§ DIRECTIONS:
Return the listing below unchanged, minus its pictures.

§ EXTRACTED RECORDS:

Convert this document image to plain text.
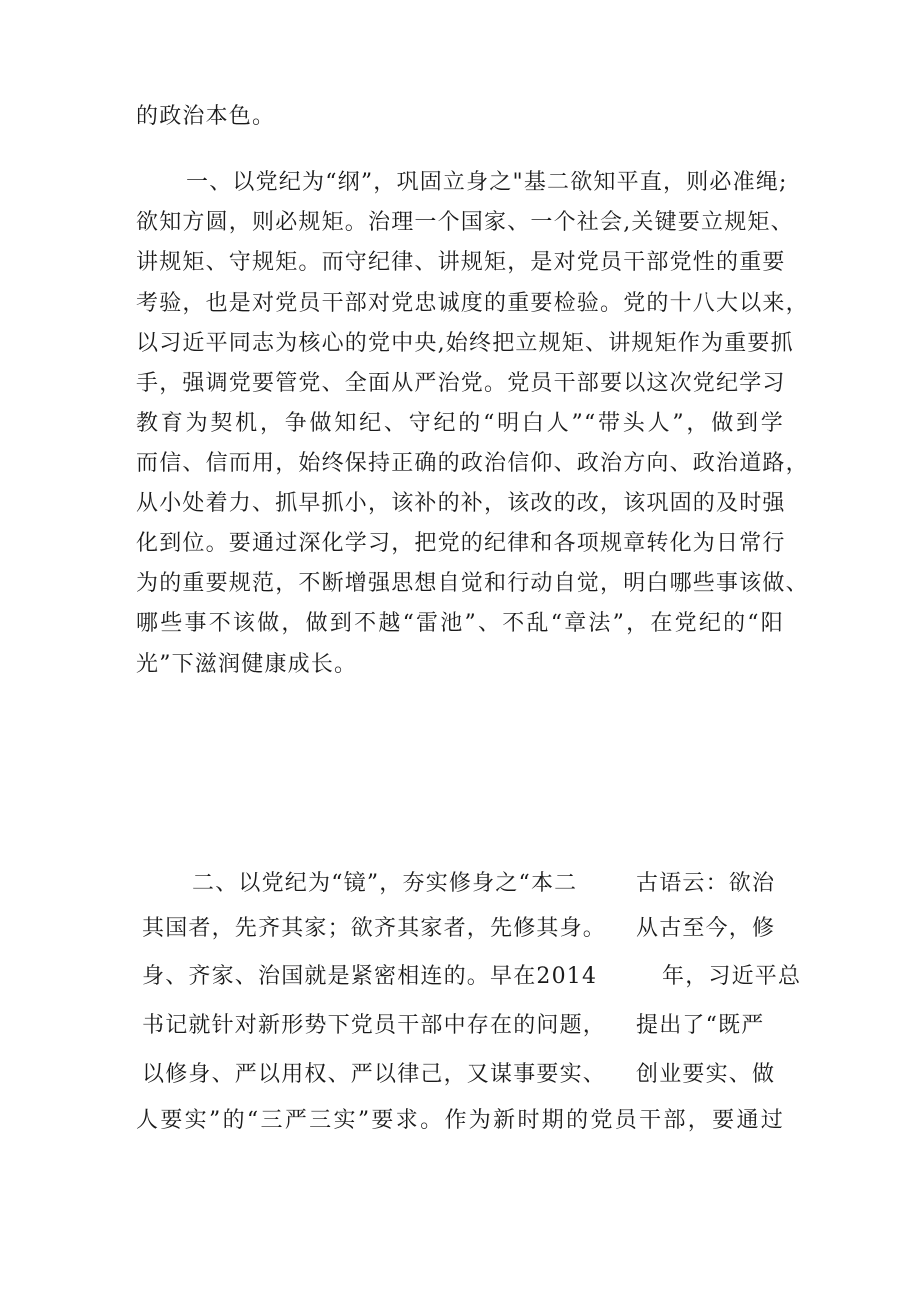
的政治本色。
一、以党纪为“纲”，巩固立身之"基二欲知平直，则必准绳;
欲知方圆，则必规矩。治理一个国家、一个社会,关键要立规矩、
讲规矩、守规矩。而守纪律、讲规矩，是对党员干部党性的重要
考验，也是对党员干部对党忠诚度的重要检验。党的十八大以来，
以习近平同志为核心的党中央,始终把立规矩、讲规矩作为重要抓
手，强调党要管党、全面从严治党。党员干部要以这次党纪学习
教育为契机，争做知纪、守纪的“明白人”“带头人”，做到学
而信、信而用，始终保持正确的政治信仰、政治方向、政治道路，
从小处着力、抓早抓小，该补的补，该改的改，该巩固的及时强
化到位。要通过深化学习，把党的纪律和各项规章转化为日常行
为的重要规范，不断增强思想自觉和行动自觉，明白哪些事该做、
哪些事不该做，做到不越“雷池”、不乱“章法”，在党纪的“阳
光”下滋润健康成长。
二、以党纪为“镜”，夯实修身之“本二	古语云：欲治
其国者，先齐其家；欲齐其家者，先修其身。 从古至今，修
身、齐家、治国就是紧密相连的。早在2014	年，习近平总
书记就针对新形势下党员干部中存在的问题， 提出了“既严
以修身、严以用权、严以律己，又谋事要实、 创业要实、做
人要实”的“三严三实”要求。作为新时期的党员干部，要通过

§ SOLUTION FOR THIS EXERCISE:
Convert this document image to plain text.
的政治本色。
一、以党纪为“纲”，巩固立身之"基二欲知平直，则必准绳;
欲知方圆，则必规矩。治理一个国家、一个社会,关键要立规矩、
讲规矩、守规矩。而守纪律、讲规矩，是对党员干部党性的重要
考验，也是对党员干部对党忠诚度的重要检验。党的十八大以来，
以习近平同志为核心的党中央,始终把立规矩、讲规矩作为重要抓
手，强调党要管党、全面从严治党。党员干部要以这次党纪学习
教育为契机，争做知纪、守纪的“明白人”“带头人”，做到学
而信、信而用，始终保持正确的政治信仰、政治方向、政治道路，
从小处着力、抓早抓小，该补的补，该改的改，该巩固的及时强
化到位。要通过深化学习，把党的纪律和各项规章转化为日常行
为的重要规范，不断增强思想自觉和行动自觉，明白哪些事该做、
哪些事不该做，做到不越“雷池”、不乱“章法”，在党纪的“阳
光”下滋润健康成长。
二、以党纪为“镜”，夯实修身之“本二	古语云：欲治
其国者，先齐其家；欲齐其家者，先修其身。 从古至今，修
身、齐家、治国就是紧密相连的。早在2014	年，习近平总
书记就针对新形势下党员干部中存在的问题， 提出了“既严
以修身、严以用权、严以律己，又谋事要实、 创业要实、做
人要实”的“三严三实”要求。作为新时期的党员干部，要通过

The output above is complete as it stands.